*WORK INSTRUCTIONS*
For each line in the data below that has the word "some", copy that line.

*RECORDS FOR THE EXERCISE*
----------

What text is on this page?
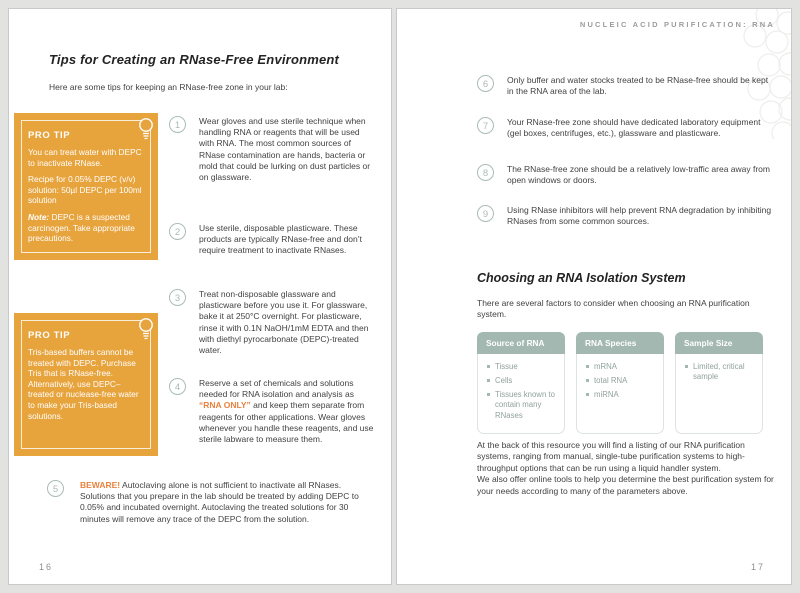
Tips for Creating an RNase-Free Environment
Here are some tips for keeping an RNase-free zone in your lab:
PRO TIP

You can treat water with DEPC to inactivate RNase.

Recipe for 0.05% DEPC (v/v) solution: 50µl DEPC per 100ml solution

Note: DEPC is a suspected carcinogen. Take appropriate precautions.

PRO TIP

Tris-based buffers cannot be treated with DEPC. Purchase Tris that is RNase-free. Alternatively, use DEPC–treated or nuclease-free water to make your Tris-based solutions.

1	Wear gloves and use sterile technique when handling RNA or reagents that will be used with RNA. The most common sources of RNase contamination are hands, bacteria or mold that could be lurking on dust particles or on glassware.
2	Use sterile, disposable plasticware. These products are typically RNase-free and don’t require treatment to inactivate RNases.
3	Treat non-disposable glassware and plasticware before you use it. For glassware, bake it at 250°C overnight. For plasticware, rinse it with 0.1N NaOH/1mM EDTA and then with diethyl pyrocarbonate (DEPC)-treated water.
4	Reserve a set of chemicals and solutions needed for RNA isolation and analysis as “RNA ONLY” and keep them separate from reagents for other applications. Wear gloves whenever you handle these reagents, and use sterile labware to measure them.
5	BEWARE! Autoclaving alone is not sufficient to inactivate all RNases. Solutions that you prepare in the lab should be treated by adding DEPC to 0.05% and incubated overnight. Autoclaving the treated solutions for 30 minutes will remove any trace of the DEPC from the solution.
16
NUCLEIC ACID PURIFICATION: RNA
6	Only buffer and water stocks treated to be RNase-free should be kept in the RNA area of the lab.
7	Your RNase-free zone should have dedicated laboratory equipment (gel boxes, centrifuges, etc.), glassware and plasticware.
8	The RNase-free zone should be a relatively low-traffic area away from open windows or doors.
9	Using RNase inhibitors will help prevent RNA degradation by inhibiting RNases from some common sources.
Choosing an RNA Isolation System
There are several factors to consider when choosing an RNA purification system.
Source of RNA
Tissue
Cells
Tissues known to contain many RNases
RNA Species
mRNA
total RNA
miRNA
Sample Size
Limited, critical sample

At the back of this resource you will find a listing of our RNA purification systems, ranging from manual, single-tube purification systems to high-throughput options that can be run using a liquid handler system.

We also offer online tools to help you determine the best purification system for your needs according to many of the parameters above.

17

----------

*OUTPUT OF THE TASK*
Here are some tips for keeping an RNase-free zone in your lab:
9	Using RNase inhibitors will help prevent RNA degradation by inhibiting RNases from some common sources.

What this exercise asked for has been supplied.